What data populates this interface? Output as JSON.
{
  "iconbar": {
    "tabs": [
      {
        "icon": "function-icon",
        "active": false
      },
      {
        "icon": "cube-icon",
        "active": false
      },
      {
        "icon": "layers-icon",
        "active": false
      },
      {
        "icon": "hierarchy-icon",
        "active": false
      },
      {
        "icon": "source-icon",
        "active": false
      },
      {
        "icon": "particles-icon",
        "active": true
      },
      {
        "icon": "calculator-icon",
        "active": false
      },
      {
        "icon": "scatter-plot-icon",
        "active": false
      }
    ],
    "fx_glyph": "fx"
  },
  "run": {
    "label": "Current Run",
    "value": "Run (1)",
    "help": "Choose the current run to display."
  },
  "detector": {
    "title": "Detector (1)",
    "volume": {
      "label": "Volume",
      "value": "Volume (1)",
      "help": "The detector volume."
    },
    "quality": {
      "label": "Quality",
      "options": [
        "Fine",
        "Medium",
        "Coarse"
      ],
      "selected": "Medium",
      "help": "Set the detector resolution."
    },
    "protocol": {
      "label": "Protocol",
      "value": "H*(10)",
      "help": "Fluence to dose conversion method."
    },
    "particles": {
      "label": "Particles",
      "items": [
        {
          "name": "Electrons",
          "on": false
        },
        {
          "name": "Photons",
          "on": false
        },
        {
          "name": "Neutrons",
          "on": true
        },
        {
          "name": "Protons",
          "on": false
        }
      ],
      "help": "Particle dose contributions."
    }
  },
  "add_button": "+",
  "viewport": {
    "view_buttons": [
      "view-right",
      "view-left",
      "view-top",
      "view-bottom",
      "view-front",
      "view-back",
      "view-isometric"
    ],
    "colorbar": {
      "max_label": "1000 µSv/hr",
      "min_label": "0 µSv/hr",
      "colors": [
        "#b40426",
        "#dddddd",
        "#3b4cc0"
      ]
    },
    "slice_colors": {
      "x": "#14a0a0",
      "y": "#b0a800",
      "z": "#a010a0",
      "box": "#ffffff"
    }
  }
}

· · · · · · ·

* **Written exercise**: Please output every record, keeping each line exact.

* **The answer**:
What data populates this interface? Output as JSON.
{
  "iconbar": {
    "tabs": [
      {
        "icon": "function-icon",
        "active": false
      },
      {
        "icon": "cube-icon",
        "active": false
      },
      {
        "icon": "layers-icon",
        "active": false
      },
      {
        "icon": "hierarchy-icon",
        "active": false
      },
      {
        "icon": "source-icon",
        "active": false
      },
      {
        "icon": "particles-icon",
        "active": true
      },
      {
        "icon": "calculator-icon",
        "active": false
      },
      {
        "icon": "scatter-plot-icon",
        "active": false
      }
    ],
    "fx_glyph": "fx"
  },
  "run": {
    "label": "Current Run",
    "value": "Run (1)",
    "help": "Choose the current run to display."
  },
  "detector": {
    "title": "Detector (1)",
    "volume": {
      "label": "Volume",
      "value": "Volume (1)",
      "help": "The detector volume."
    },
    "quality": {
      "label": "Quality",
      "options": [
        "Fine",
        "Medium",
        "Coarse"
      ],
      "selected": "Medium",
      "help": "Set the detector resolution."
    },
    "protocol": {
      "label": "Protocol",
      "value": "H*(10)",
      "help": "Fluence to dose conversion method."
    },
    "particles": {
      "label": "Particles",
      "items": [
        {
          "name": "Electrons",
          "on": false
        },
        {
          "name": "Photons",
          "on": false
        },
        {
          "name": "Neutrons",
          "on": true
        },
        {
          "name": "Protons",
          "on": false
        }
      ],
      "help": "Particle dose contributions."
    }
  },
  "add_button": "+",
  "viewport": {
    "view_buttons": [
      "view-right",
      "view-left",
      "view-top",
      "view-bottom",
      "view-front",
      "view-back",
      "view-isometric"
    ],
    "colorbar": {
      "max_label": "1000 µSv/hr",
      "min_label": "0 µSv/hr",
      "colors": [
        "#b40426",
        "#dddddd",
        "#3b4cc0"
      ]
    },
    "slice_colors": {
      "x": "#14a0a0",
      "y": "#b0a800",
      "z": "#a010a0",
      "box": "#ffffff"
    }
  }
}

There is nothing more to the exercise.